Data entries:

====

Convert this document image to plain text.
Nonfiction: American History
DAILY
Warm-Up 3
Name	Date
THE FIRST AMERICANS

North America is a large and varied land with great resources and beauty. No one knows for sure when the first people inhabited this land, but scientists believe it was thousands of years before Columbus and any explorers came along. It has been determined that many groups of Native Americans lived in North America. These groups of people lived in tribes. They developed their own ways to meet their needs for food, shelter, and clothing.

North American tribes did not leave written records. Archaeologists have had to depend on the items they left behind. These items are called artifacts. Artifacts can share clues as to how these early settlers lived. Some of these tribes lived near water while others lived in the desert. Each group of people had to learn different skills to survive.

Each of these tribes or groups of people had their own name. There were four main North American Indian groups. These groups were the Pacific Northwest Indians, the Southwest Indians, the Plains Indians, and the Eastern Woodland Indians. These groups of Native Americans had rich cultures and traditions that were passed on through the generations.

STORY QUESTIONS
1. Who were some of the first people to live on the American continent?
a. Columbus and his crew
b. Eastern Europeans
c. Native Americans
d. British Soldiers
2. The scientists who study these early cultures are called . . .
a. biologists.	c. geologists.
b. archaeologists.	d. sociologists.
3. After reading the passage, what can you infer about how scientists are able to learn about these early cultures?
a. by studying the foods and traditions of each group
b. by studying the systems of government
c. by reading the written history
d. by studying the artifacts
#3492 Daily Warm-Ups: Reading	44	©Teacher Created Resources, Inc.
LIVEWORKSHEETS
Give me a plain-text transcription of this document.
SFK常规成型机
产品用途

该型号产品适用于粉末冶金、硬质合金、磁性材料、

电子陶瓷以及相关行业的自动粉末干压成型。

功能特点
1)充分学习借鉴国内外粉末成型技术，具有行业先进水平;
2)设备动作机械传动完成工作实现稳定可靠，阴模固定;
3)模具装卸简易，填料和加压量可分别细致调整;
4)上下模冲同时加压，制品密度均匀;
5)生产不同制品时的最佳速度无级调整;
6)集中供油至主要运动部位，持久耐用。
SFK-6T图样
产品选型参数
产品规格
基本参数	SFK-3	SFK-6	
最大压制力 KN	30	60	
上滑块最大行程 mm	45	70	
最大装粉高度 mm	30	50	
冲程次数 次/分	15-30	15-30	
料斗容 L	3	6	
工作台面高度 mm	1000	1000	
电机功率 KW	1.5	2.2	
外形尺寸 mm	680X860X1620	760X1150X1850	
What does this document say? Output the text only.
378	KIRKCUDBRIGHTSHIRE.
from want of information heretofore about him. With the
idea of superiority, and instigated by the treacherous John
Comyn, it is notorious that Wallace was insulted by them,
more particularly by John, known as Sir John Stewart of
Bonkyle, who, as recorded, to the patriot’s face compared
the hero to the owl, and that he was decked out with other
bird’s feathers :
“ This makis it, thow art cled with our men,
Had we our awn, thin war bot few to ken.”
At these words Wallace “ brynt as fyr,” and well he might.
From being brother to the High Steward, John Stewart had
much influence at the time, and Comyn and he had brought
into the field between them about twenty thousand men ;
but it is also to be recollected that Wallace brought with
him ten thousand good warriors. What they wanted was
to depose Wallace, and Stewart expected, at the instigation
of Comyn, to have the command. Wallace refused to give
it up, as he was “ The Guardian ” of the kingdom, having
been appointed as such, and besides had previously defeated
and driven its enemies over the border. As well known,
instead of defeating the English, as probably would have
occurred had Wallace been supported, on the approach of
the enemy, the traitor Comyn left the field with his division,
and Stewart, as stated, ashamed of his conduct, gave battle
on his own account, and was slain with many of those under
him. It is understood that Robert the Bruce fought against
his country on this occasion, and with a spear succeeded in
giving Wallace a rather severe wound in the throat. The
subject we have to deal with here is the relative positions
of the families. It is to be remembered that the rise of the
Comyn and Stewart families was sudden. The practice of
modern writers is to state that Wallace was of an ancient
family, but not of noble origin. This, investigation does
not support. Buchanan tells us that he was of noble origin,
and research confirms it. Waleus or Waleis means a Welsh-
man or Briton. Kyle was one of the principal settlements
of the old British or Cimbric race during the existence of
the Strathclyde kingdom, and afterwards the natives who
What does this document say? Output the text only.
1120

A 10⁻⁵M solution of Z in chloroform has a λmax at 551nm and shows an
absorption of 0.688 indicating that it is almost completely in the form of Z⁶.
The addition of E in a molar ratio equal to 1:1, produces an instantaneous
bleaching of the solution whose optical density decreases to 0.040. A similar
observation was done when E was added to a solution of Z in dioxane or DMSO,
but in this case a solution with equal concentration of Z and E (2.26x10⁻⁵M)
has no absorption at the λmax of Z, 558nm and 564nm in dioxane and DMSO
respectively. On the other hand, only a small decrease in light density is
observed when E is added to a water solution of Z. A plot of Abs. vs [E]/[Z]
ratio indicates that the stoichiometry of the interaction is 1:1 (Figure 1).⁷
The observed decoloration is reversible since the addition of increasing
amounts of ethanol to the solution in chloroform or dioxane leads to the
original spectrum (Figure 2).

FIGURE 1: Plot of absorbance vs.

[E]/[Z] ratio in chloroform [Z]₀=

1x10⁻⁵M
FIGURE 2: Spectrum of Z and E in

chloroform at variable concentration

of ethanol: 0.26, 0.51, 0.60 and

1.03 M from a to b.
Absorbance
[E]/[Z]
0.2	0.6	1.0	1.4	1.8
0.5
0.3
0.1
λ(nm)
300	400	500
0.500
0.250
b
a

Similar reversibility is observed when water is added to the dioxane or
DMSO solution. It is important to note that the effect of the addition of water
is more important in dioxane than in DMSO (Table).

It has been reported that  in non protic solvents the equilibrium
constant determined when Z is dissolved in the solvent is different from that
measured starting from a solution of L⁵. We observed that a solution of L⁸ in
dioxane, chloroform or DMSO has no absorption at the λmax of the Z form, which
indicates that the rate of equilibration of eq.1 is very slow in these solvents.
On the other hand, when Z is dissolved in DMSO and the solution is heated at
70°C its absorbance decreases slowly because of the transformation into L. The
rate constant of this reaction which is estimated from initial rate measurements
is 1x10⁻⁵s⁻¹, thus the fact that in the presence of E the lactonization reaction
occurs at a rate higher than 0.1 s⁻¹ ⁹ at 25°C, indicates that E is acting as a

====

Written request →
Output each record precisely as given.

The reply →
Convert this document image to plain text.
Nonfiction: American History
DAILY
Warm-Up 3
Name	Date
THE FIRST AMERICANS

North America is a large and varied land with great resources and beauty. No one knows for sure when the first people inhabited this land, but scientists believe it was thousands of years before Columbus and any explorers came along. It has been determined that many groups of Native Americans lived in North America. These groups of people lived in tribes. They developed their own ways to meet their needs for food, shelter, and clothing.

North American tribes did not leave written records. Archaeologists have had to depend on the items they left behind. These items are called artifacts. Artifacts can share clues as to how these early settlers lived. Some of these tribes lived near water while others lived in the desert. Each group of people had to learn different skills to survive.

Each of these tribes or groups of people had their own name. There were four main North American Indian groups. These groups were the Pacific Northwest Indians, the Southwest Indians, the Plains Indians, and the Eastern Woodland Indians. These groups of Native Americans had rich cultures and traditions that were passed on through the generations.

STORY QUESTIONS
1. Who were some of the first people to live on the American continent?
a. Columbus and his crew
b. Eastern Europeans
c. Native Americans
d. British Soldiers
2. The scientists who study these early cultures are called . . .
a. biologists.	c. geologists.
b. archaeologists.	d. sociologists.
3. After reading the passage, what can you infer about how scientists are able to learn about these early cultures?
a. by studying the foods and traditions of each group
b. by studying the systems of government
c. by reading the written history
d. by studying the artifacts
#3492 Daily Warm-Ups: Reading	44	©Teacher Created Resources, Inc.
LIVEWORKSHEETS
Give me a plain-text transcription of this document.
SFK常规成型机
产品用途

该型号产品适用于粉末冶金、硬质合金、磁性材料、

电子陶瓷以及相关行业的自动粉末干压成型。

功能特点
1)充分学习借鉴国内外粉末成型技术，具有行业先进水平;
2)设备动作机械传动完成工作实现稳定可靠，阴模固定;
3)模具装卸简易，填料和加压量可分别细致调整;
4)上下模冲同时加压，制品密度均匀;
5)生产不同制品时的最佳速度无级调整;
6)集中供油至主要运动部位，持久耐用。
SFK-6T图样
产品选型参数
产品规格
基本参数	SFK-3	SFK-6	
最大压制力 KN	30	60	
上滑块最大行程 mm	45	70	
最大装粉高度 mm	30	50	
冲程次数 次/分	15-30	15-30	
料斗容 L	3	6	
工作台面高度 mm	1000	1000	
电机功率 KW	1.5	2.2	
外形尺寸 mm	680X860X1620	760X1150X1850	
What does this document say? Output the text only.
378	KIRKCUDBRIGHTSHIRE.
from want of information heretofore about him. With the
idea of superiority, and instigated by the treacherous John
Comyn, it is notorious that Wallace was insulted by them,
more particularly by John, known as Sir John Stewart of
Bonkyle, who, as recorded, to the patriot’s face compared
the hero to the owl, and that he was decked out with other
bird’s feathers :
“ This makis it, thow art cled with our men,
Had we our awn, thin war bot few to ken.”
At these words Wallace “ brynt as fyr,” and well he might.
From being brother to the High Steward, John Stewart had
much influence at the time, and Comyn and he had brought
into the field between them about twenty thousand men ;
but it is also to be recollected that Wallace brought with
him ten thousand good warriors. What they wanted was
to depose Wallace, and Stewart expected, at the instigation
of Comyn, to have the command. Wallace refused to give
it up, as he was “ The Guardian ” of the kingdom, having
been appointed as such, and besides had previously defeated
and driven its enemies over the border. As well known,
instead of defeating the English, as probably would have
occurred had Wallace been supported, on the approach of
the enemy, the traitor Comyn left the field with his division,
and Stewart, as stated, ashamed of his conduct, gave battle
on his own account, and was slain with many of those under
him. It is understood that Robert the Bruce fought against
his country on this occasion, and with a spear succeeded in
giving Wallace a rather severe wound in the throat. The
subject we have to deal with here is the relative positions
of the families. It is to be remembered that the rise of the
Comyn and Stewart families was sudden. The practice of
modern writers is to state that Wallace was of an ancient
family, but not of noble origin. This, investigation does
not support. Buchanan tells us that he was of noble origin,
and research confirms it. Waleus or Waleis means a Welsh-
man or Briton. Kyle was one of the principal settlements
of the old British or Cimbric race during the existence of
the Strathclyde kingdom, and afterwards the natives who
What does this document say? Output the text only.
1120

A 10⁻⁵M solution of Z in chloroform has a λmax at 551nm and shows an
absorption of 0.688 indicating that it is almost completely in the form of Z⁶.
The addition of E in a molar ratio equal to 1:1, produces an instantaneous
bleaching of the solution whose optical density decreases to 0.040. A similar
observation was done when E was added to a solution of Z in dioxane or DMSO,
but in this case a solution with equal concentration of Z and E (2.26x10⁻⁵M)
has no absorption at the λmax of Z, 558nm and 564nm in dioxane and DMSO
respectively. On the other hand, only a small decrease in light density is
observed when E is added to a water solution of Z. A plot of Abs. vs [E]/[Z]
ratio indicates that the stoichiometry of the interaction is 1:1 (Figure 1).⁷
The observed decoloration is reversible since the addition of increasing
amounts of ethanol to the solution in chloroform or dioxane leads to the
original spectrum (Figure 2).

FIGURE 1: Plot of absorbance vs.

[E]/[Z] ratio in chloroform [Z]₀=

1x10⁻⁵M
FIGURE 2: Spectrum of Z and E in

chloroform at variable concentration

of ethanol: 0.26, 0.51, 0.60 and

1.03 M from a to b.
Absorbance
[E]/[Z]
0.2	0.6	1.0	1.4	1.8
0.5
0.3
0.1
λ(nm)
300	400	500
0.500
0.250
b
a

Similar reversibility is observed when water is added to the dioxane or
DMSO solution. It is important to note that the effect of the addition of water
is more important in dioxane than in DMSO (Table).

It has been reported that  in non protic solvents the equilibrium
constant determined when Z is dissolved in the solvent is different from that
measured starting from a solution of L⁵. We observed that a solution of L⁸ in
dioxane, chloroform or DMSO has no absorption at the λmax of the Z form, which
indicates that the rate of equilibration of eq.1 is very slow in these solvents.
On the other hand, when Z is dissolved in DMSO and the solution is heated at
70°C its absorbance decreases slowly because of the transformation into L. The
rate constant of this reaction which is estimated from initial rate measurements
is 1x10⁻⁵s⁻¹, thus the fact that in the presence of E the lactonization reaction
occurs at a rate higher than 0.1 s⁻¹ ⁹ at 25°C, indicates that E is acting as a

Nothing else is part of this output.